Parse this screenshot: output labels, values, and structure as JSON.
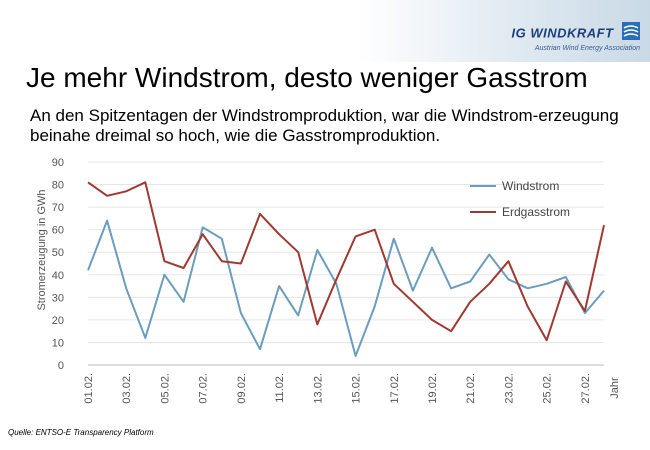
{
  "header": {
    "logo_text": "IG WINDKRAFT",
    "logo_sub": "Austrian Wind Energy Association",
    "title": "Je mehr Windstrom, desto weniger Gasstrom",
    "subtitle": "An den Spitzentagen der Windstromproduktion, war die Windstrom-erzeugung beinahe dreimal so hoch, wie die Gasstromproduktion."
  },
  "source": "Quelle: ENTSO-E Transparency Platform",
  "chart_data": {
    "type": "line",
    "ylabel": "Stromerzeugung in GWh",
    "xlabel": "Jahr",
    "ylim": [
      0,
      90
    ],
    "yticks": [
      0,
      10,
      20,
      30,
      40,
      50,
      60,
      70,
      80,
      90
    ],
    "x": [
      "01.02.",
      "02.02.",
      "03.02.",
      "04.02.",
      "05.02.",
      "06.02.",
      "07.02.",
      "08.02.",
      "09.02.",
      "10.02.",
      "11.02.",
      "12.02.",
      "13.02.",
      "14.02.",
      "15.02.",
      "16.02.",
      "17.02.",
      "18.02.",
      "19.02.",
      "20.02.",
      "21.02.",
      "22.02.",
      "23.02.",
      "24.02.",
      "25.02.",
      "26.02.",
      "27.02.",
      "28.02."
    ],
    "xtick_labels": [
      "01.02.",
      "03.02.",
      "05.02.",
      "07.02.",
      "09.02.",
      "11.02.",
      "13.02.",
      "15.02.",
      "17.02.",
      "19.02.",
      "21.02.",
      "23.02.",
      "25.02.",
      "27.02."
    ],
    "grid": true,
    "legend_position": "top-right",
    "series": [
      {
        "name": "Windstrom",
        "color": "#6a9dbf",
        "values": [
          42,
          64,
          34,
          12,
          40,
          28,
          61,
          56,
          23,
          7,
          35,
          22,
          51,
          36,
          4,
          26,
          56,
          33,
          52,
          34,
          37,
          49,
          38,
          34,
          36,
          39,
          23,
          33
        ]
      },
      {
        "name": "Erdgasstrom",
        "color": "#a0392f",
        "values": [
          81,
          75,
          77,
          81,
          46,
          43,
          58,
          46,
          45,
          67,
          58,
          50,
          18,
          38,
          57,
          60,
          36,
          28,
          20,
          15,
          28,
          36,
          46,
          26,
          11,
          37,
          24,
          62
        ]
      }
    ]
  }
}
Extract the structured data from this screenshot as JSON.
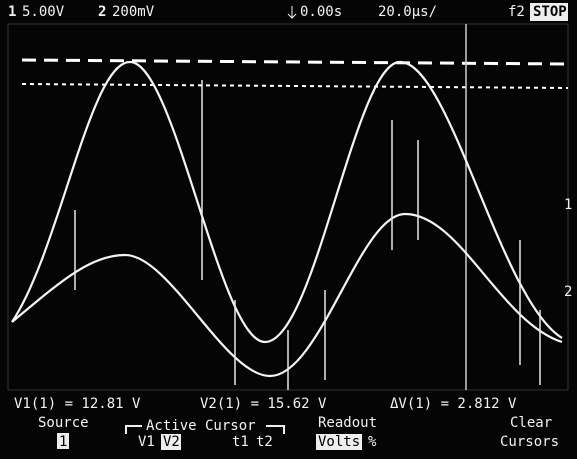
{
  "status_bar": {
    "ch1_number": "1",
    "ch1_scale": "5.00V",
    "ch2_number": "2",
    "ch2_scale": "200mV",
    "time_offset": "0.00s",
    "time_scale": "20.0µs/",
    "trigger": "f2",
    "run_state": "STOP"
  },
  "markers": {
    "ch1": "1",
    "ch2": "2"
  },
  "readouts": {
    "v1": "V1(1) = 12.81 V",
    "v2": "V2(1) = 15.62 V",
    "delta_v": "ΔV(1) = 2.812 V"
  },
  "softkeys": {
    "source": {
      "label": "Source",
      "value": "1"
    },
    "active_cursor": {
      "label": "Active Cursor",
      "options": [
        "V1",
        "V2"
      ]
    },
    "time_cursors": {
      "options": [
        "t1",
        "t2"
      ]
    },
    "readout": {
      "label": "Readout",
      "options": [
        "Volts",
        "%"
      ]
    },
    "clear": {
      "label": "Clear",
      "label2": "Cursors"
    }
  }
}
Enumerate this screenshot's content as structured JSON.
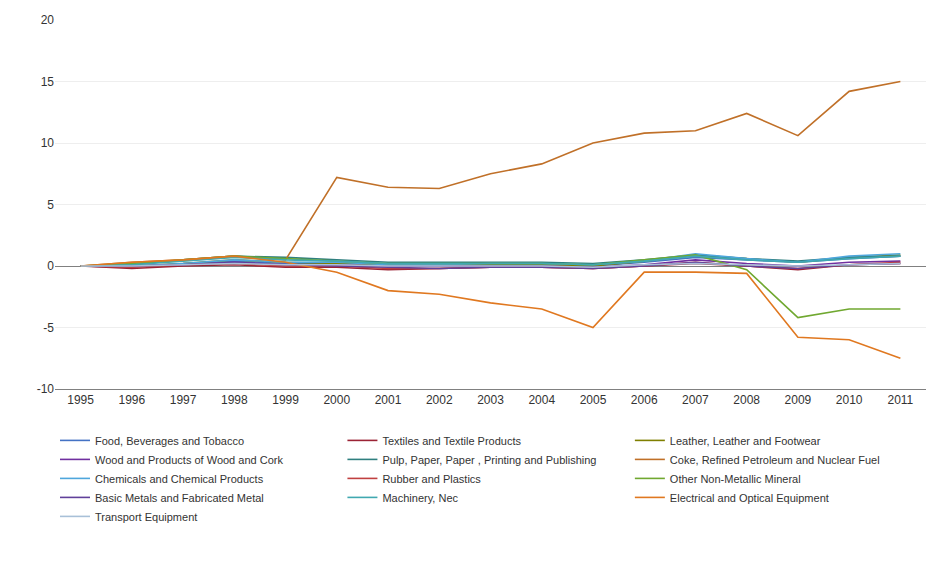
{
  "chart_data": {
    "type": "line",
    "x": [
      1995,
      1996,
      1997,
      1998,
      1999,
      2000,
      2001,
      2002,
      2003,
      2004,
      2005,
      2006,
      2007,
      2008,
      2009,
      2010,
      2011
    ],
    "xlim": [
      1994.5,
      2011.5
    ],
    "xticks": [
      1995,
      1996,
      1997,
      1998,
      1999,
      2000,
      2001,
      2002,
      2003,
      2004,
      2005,
      2006,
      2007,
      2008,
      2009,
      2010,
      2011
    ],
    "ylim": [
      -10,
      20
    ],
    "yticks": [
      -10,
      -5,
      0,
      5,
      10,
      15,
      20
    ],
    "grid": true,
    "legend": "bottom",
    "series": [
      {
        "name": "Food, Beverages and Tobacco",
        "color": "#4472C4",
        "values": [
          0,
          -0.1,
          0.2,
          0.4,
          0.2,
          0.2,
          0.1,
          0.1,
          0.1,
          0.1,
          0.0,
          0.3,
          0.7,
          0.5,
          0.3,
          0.6,
          0.8
        ]
      },
      {
        "name": "Textiles and Textile Products",
        "color": "#9B2335",
        "values": [
          0,
          -0.2,
          0.0,
          0.1,
          -0.1,
          -0.1,
          -0.3,
          -0.2,
          -0.1,
          -0.1,
          -0.2,
          0.0,
          0.2,
          0.0,
          -0.3,
          0.1,
          0.2
        ]
      },
      {
        "name": "Leather, Leather and Footwear",
        "color": "#7F7F00",
        "values": [
          0,
          0.0,
          0.2,
          0.5,
          0.3,
          0.2,
          0.1,
          0.1,
          0.1,
          0.1,
          0.0,
          0.4,
          0.9,
          0.6,
          0.3,
          0.7,
          0.9
        ]
      },
      {
        "name": "Wood and Products of Wood and Cork",
        "color": "#7030A0",
        "values": [
          0,
          0.0,
          0.1,
          0.3,
          0.1,
          0.1,
          0.0,
          0.0,
          0.0,
          0.0,
          -0.1,
          0.1,
          0.5,
          0.2,
          0.0,
          0.3,
          0.4
        ]
      },
      {
        "name": "Pulp, Paper, Paper , Printing and Publishing",
        "color": "#2F7F7F",
        "values": [
          0,
          0.1,
          0.5,
          0.8,
          0.7,
          0.5,
          0.3,
          0.3,
          0.3,
          0.3,
          0.2,
          0.5,
          0.9,
          0.6,
          0.4,
          0.7,
          0.8
        ]
      },
      {
        "name": "Coke, Refined Petroleum and Nuclear Fuel",
        "color": "#C07028",
        "values": [
          0,
          0.3,
          0.5,
          0.8,
          0.5,
          7.2,
          6.4,
          6.3,
          7.5,
          8.3,
          10.0,
          10.8,
          11.0,
          12.4,
          10.6,
          14.2,
          15.0
        ]
      },
      {
        "name": "Chemicals and Chemical Products",
        "color": "#4EA6DC",
        "values": [
          0,
          0.0,
          0.2,
          0.5,
          0.3,
          0.3,
          0.1,
          0.1,
          0.2,
          0.2,
          0.1,
          0.4,
          1.0,
          0.6,
          0.3,
          0.8,
          1.0
        ]
      },
      {
        "name": "Rubber and Plastics",
        "color": "#C04040",
        "values": [
          0,
          -0.1,
          0.1,
          0.2,
          0.0,
          0.0,
          -0.2,
          -0.2,
          -0.1,
          -0.1,
          -0.2,
          0.0,
          0.3,
          0.0,
          -0.2,
          0.1,
          0.3
        ]
      },
      {
        "name": "Other Non-Metallic Mineral",
        "color": "#70A830",
        "values": [
          0,
          0.2,
          0.5,
          0.8,
          0.6,
          0.4,
          0.2,
          0.2,
          0.2,
          0.2,
          0.1,
          0.5,
          0.9,
          -0.3,
          -4.2,
          -3.5,
          -3.5
        ]
      },
      {
        "name": "Basic Metals and Fabricated Metal",
        "color": "#60409A",
        "values": [
          0,
          0.0,
          0.1,
          0.3,
          0.1,
          0.0,
          -0.1,
          -0.2,
          -0.1,
          -0.1,
          -0.2,
          0.0,
          0.3,
          0.0,
          -0.2,
          0.1,
          0.2
        ]
      },
      {
        "name": "Machinery, Nec",
        "color": "#40A8B0",
        "values": [
          0,
          0.1,
          0.4,
          0.7,
          0.5,
          0.4,
          0.2,
          0.2,
          0.2,
          0.2,
          0.1,
          0.4,
          0.8,
          0.5,
          0.3,
          0.6,
          0.8
        ]
      },
      {
        "name": "Electrical and Optical Equipment",
        "color": "#E07820",
        "values": [
          0,
          0.3,
          0.5,
          0.8,
          0.3,
          -0.5,
          -2.0,
          -2.3,
          -3.0,
          -3.5,
          -5.0,
          -0.5,
          -0.5,
          -0.6,
          -5.8,
          -6.0,
          -7.5
        ]
      },
      {
        "name": "Transport Equipment",
        "color": "#A8C0D8",
        "values": [
          0,
          0.0,
          0.1,
          0.2,
          0.1,
          0.1,
          0.0,
          0.0,
          0.0,
          0.0,
          -0.1,
          0.1,
          0.2,
          0.1,
          0.0,
          0.1,
          0.2
        ]
      }
    ]
  }
}
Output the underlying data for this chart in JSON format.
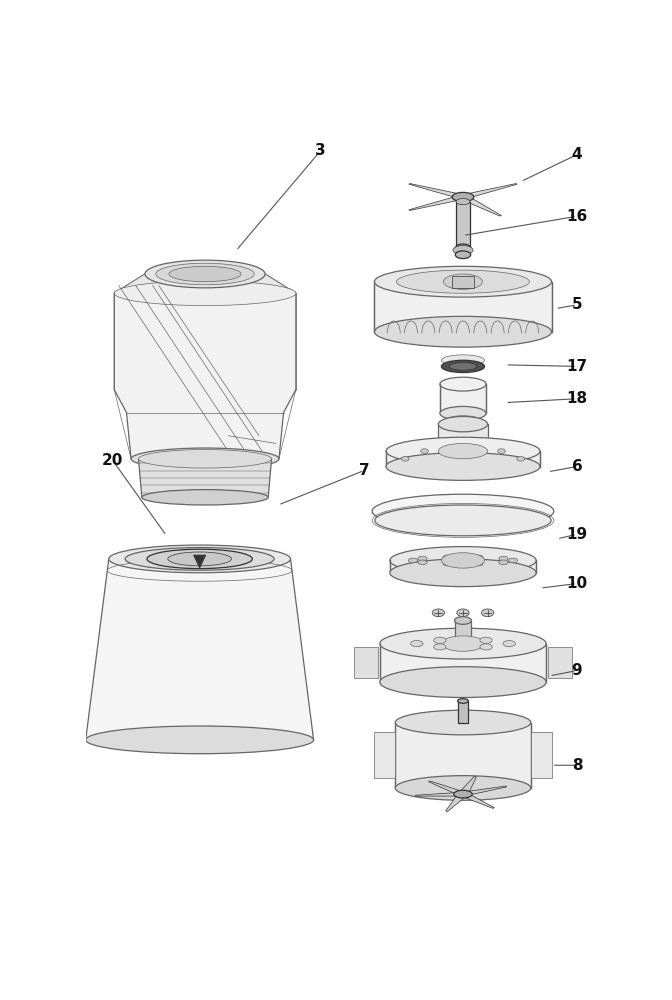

▸ **What is being asked**
Check each line above for the string "Equipment" and show the ones that have it.

▸ **Task solution**
        "name": "Electrical and Optical Equipment",
        "name": "Transport Equipment",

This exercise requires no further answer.